Extracted data entries:

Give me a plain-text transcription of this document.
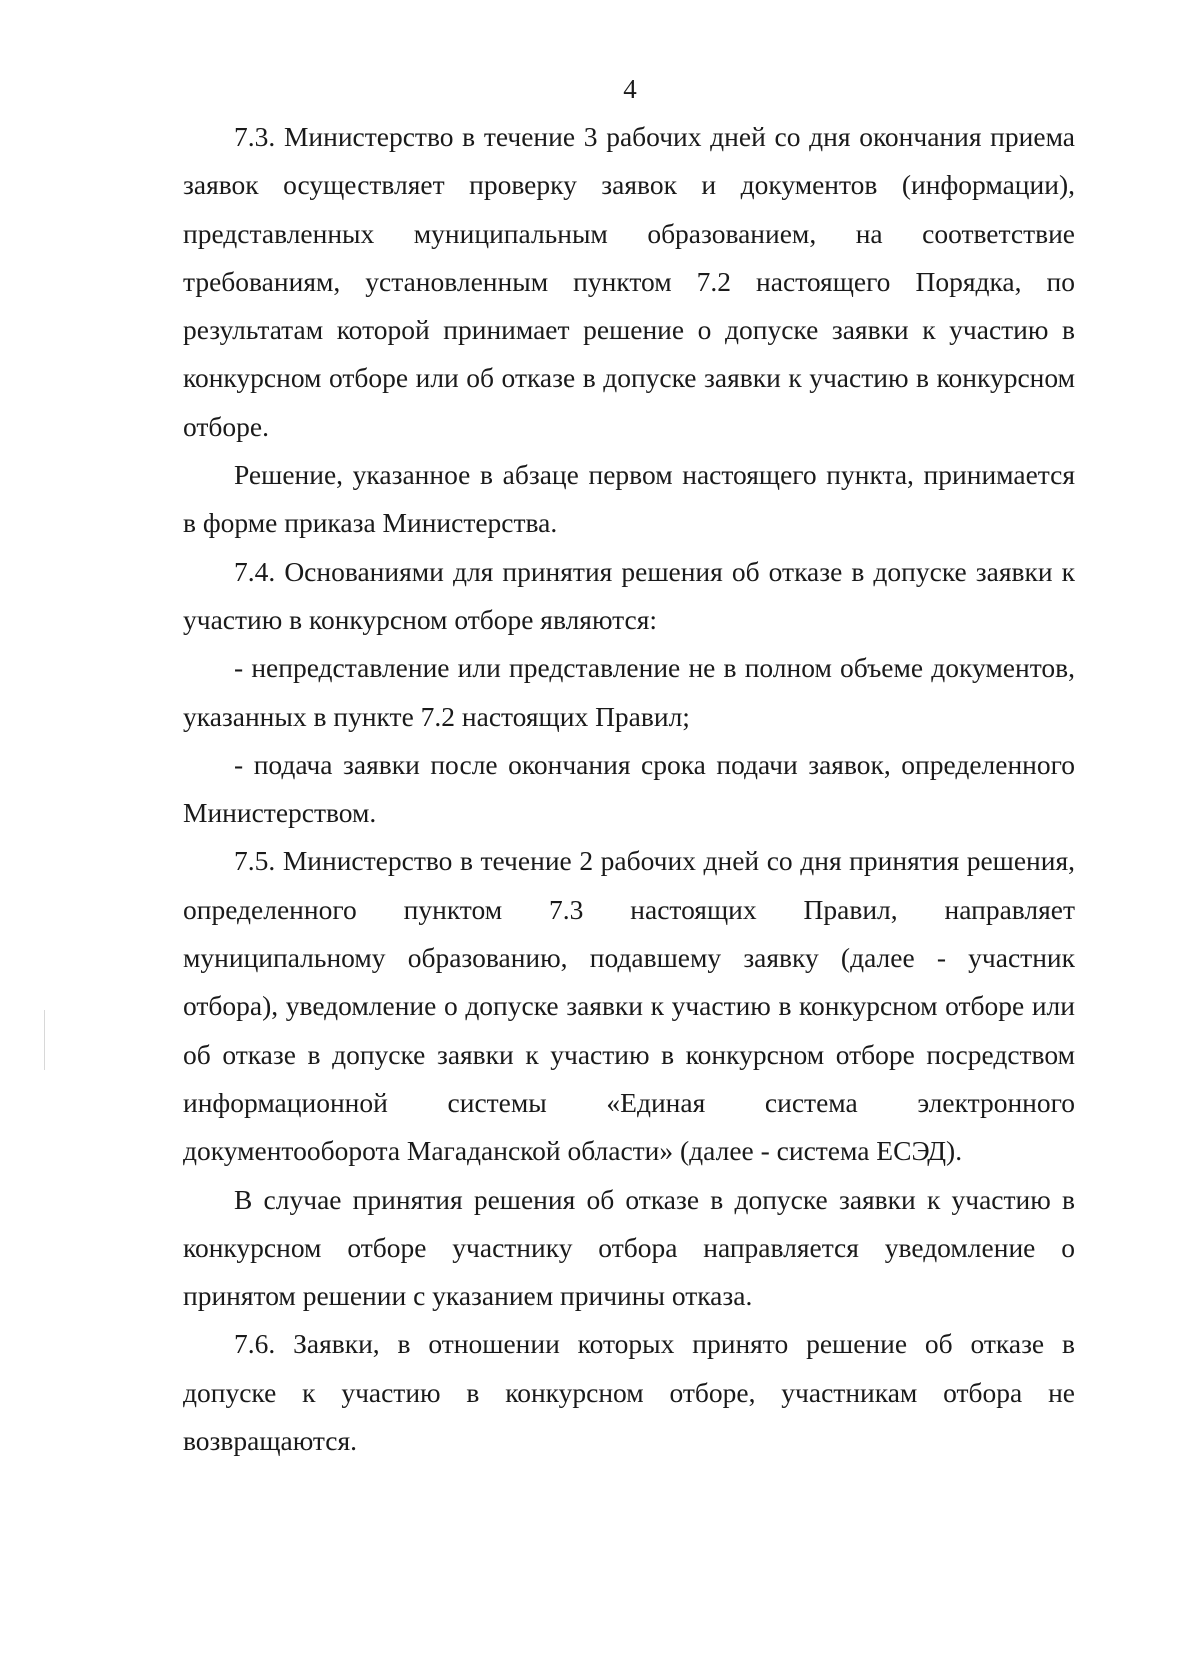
4

7.3. Министерство в течение 3 рабочих дней со дня окончания приема заявок осуществляет проверку заявок и документов (информации), представленных муниципальным образованием, на соответствие требованиям, установленным пунктом 7.2 настоящего Порядка, по результатам которой принимает решение о допуске заявки к участию в конкурсном отборе или об отказе в допуске заявки к участию в конкурсном отборе.

Решение, указанное в абзаце первом настоящего пункта, принимается в форме приказа Министерства.

7.4. Основаниями для принятия решения об отказе в допуске заявки к участию в конкурсном отборе являются:

- непредставление или представление не в полном объеме документов, указанных в пункте 7.2 настоящих Правил;

- подача заявки после окончания срока подачи заявок, определенного Министерством.

7.5. Министерство в течение 2 рабочих дней со дня принятия решения, определенного пунктом 7.3 настоящих Правил, направляет муниципальному образованию, подавшему заявку (далее - участник отбора), уведомление о допуске заявки к участию в конкурсном отборе или об отказе в допуске заявки к участию в конкурсном отборе посредством информационной системы «Единая система электронного документооборота Магаданской области» (далее - система ЕСЭД).

В случае принятия решения об отказе в допуске заявки к участию в конкурсном отборе участнику отбора направляется уведомление о принятом решении с указанием причины отказа.

7.6. Заявки, в отношении которых принято решение об отказе в допуске к участию в конкурсном отборе, участникам отбора не возвращаются.
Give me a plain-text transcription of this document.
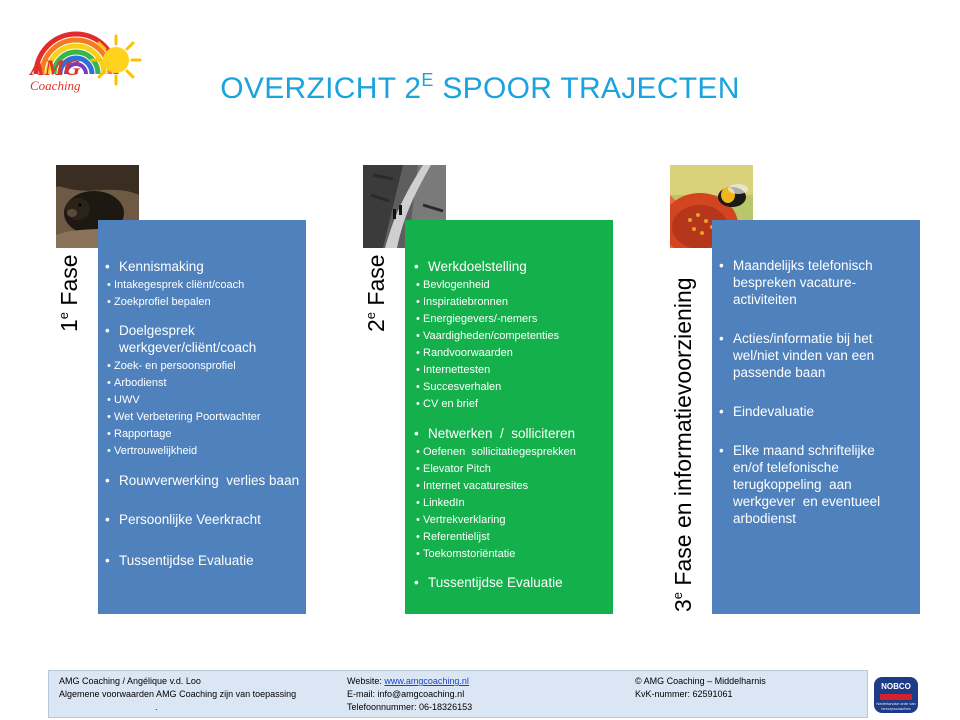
AMG
Coaching	OVERZICHT $2^E$ SPOOR TRAJECTEN
1e Fase	• Kennismaking
• Intakegesprek cliënt/coach
• Zoekprofiel bepalen
• Doelgesprek werkgever/cliënt/coach
• Zoek- en persoonsprofiel
• Arbodienst
• UWV
• Wet Verbetering Poortwachter
• Rapportage
• Vertrouwelijkheid
• Rouwverwerking  verlies baan
• Persoonlijke Veerkracht
• Tussentijdse Evaluatie
2e Fase	• Werkdoelstelling
• Bevlogenheid
• Inspiratiebronnen
• Energiegevers/-nemers
• Vaardigheden/competenties
• Randvoorwaarden
• Internettesten
• Succesverhalen
• CV en brief
• Netwerken  /  solliciteren
• Oefenen  sollicitatiegesprekken
• Elevator Pitch
• Internet vacaturesites
• LinkedIn
• Vertrekverklaring
• Referentielijst
• Toekomstoriëntatie
• Tussentijdse Evaluatie
3e Fase en informatievoorziening
• Maandelijks telefonisch bespreken vacature-activiteiten
• Acties/informatie bij het wel/niet vinden van een passende baan
• Eindevaluatie
• Elke maand schriftelijke en/of telefonische terugkoppeling  aan werkgever  en eventueel arbodienst
AMG Coaching / Angélique v.d. Loo
Algemene voorwaarden AMG Coaching zijn van toepassing
.
Website: www.amgcoaching.nl
E-mail: info@amgcoaching.nl
Telefoonnummer: 06-18326153
© AMG Coaching – Middelharnis
KvK-nummer: 62591061
NOBCO
Nederlandse orde van beroepscoaches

Set task: Repeat the material above in full and exactly, omitting the pictures.

Final result:
Give me a plain-text transcription of this document.
4

7.3. Министерство в течение 3 рабочих дней со дня окончания приема заявок осуществляет проверку заявок и документов (информации), представленных муниципальным образованием, на соответствие требованиям, установленным пунктом 7.2 настоящего Порядка, по результатам которой принимает решение о допуске заявки к участию в конкурсном отборе или об отказе в допуске заявки к участию в конкурсном отборе.

Решение, указанное в абзаце первом настоящего пункта, принимается в форме приказа Министерства.

7.4. Основаниями для принятия решения об отказе в допуске заявки к участию в конкурсном отборе являются:

- непредставление или представление не в полном объеме документов, указанных в пункте 7.2 настоящих Правил;

- подача заявки после окончания срока подачи заявок, определенного Министерством.

7.5. Министерство в течение 2 рабочих дней со дня принятия решения, определенного пунктом 7.3 настоящих Правил, направляет муниципальному образованию, подавшему заявку (далее - участник отбора), уведомление о допуске заявки к участию в конкурсном отборе или об отказе в допуске заявки к участию в конкурсном отборе посредством информационной системы «Единая система электронного документооборота Магаданской области» (далее - система ЕСЭД).

В случае принятия решения об отказе в допуске заявки к участию в конкурсном отборе участнику отбора направляется уведомление о принятом решении с указанием причины отказа.

7.6. Заявки, в отношении которых принято решение об отказе в допуске к участию в конкурсном отборе, участникам отбора не возвращаются.
Give me a plain-text transcription of this document.
AMG
Coaching	OVERZICHT $2^E$ SPOOR TRAJECTEN
1e Fase	• Kennismaking
• Intakegesprek cliënt/coach
• Zoekprofiel bepalen
• Doelgesprek werkgever/cliënt/coach
• Zoek- en persoonsprofiel
• Arbodienst
• UWV
• Wet Verbetering Poortwachter
• Rapportage
• Vertrouwelijkheid
• Rouwverwerking  verlies baan
• Persoonlijke Veerkracht
• Tussentijdse Evaluatie
2e Fase	• Werkdoelstelling
• Bevlogenheid
• Inspiratiebronnen
• Energiegevers/-nemers
• Vaardigheden/competenties
• Randvoorwaarden
• Internettesten
• Succesverhalen
• CV en brief
• Netwerken  /  solliciteren
• Oefenen  sollicitatiegesprekken
• Elevator Pitch
• Internet vacaturesites
• LinkedIn
• Vertrekverklaring
• Referentielijst
• Toekomstoriëntatie
• Tussentijdse Evaluatie
3e Fase en informatievoorziening
• Maandelijks telefonisch bespreken vacature-activiteiten
• Acties/informatie bij het wel/niet vinden van een passende baan
• Eindevaluatie
• Elke maand schriftelijke en/of telefonische terugkoppeling  aan werkgever  en eventueel arbodienst
AMG Coaching / Angélique v.d. Loo
Algemene voorwaarden AMG Coaching zijn van toepassing
.
Website: www.amgcoaching.nl
E-mail: info@amgcoaching.nl
Telefoonnummer: 06-18326153
© AMG Coaching – Middelharnis
KvK-nummer: 62591061
NOBCO
Nederlandse orde van beroepscoaches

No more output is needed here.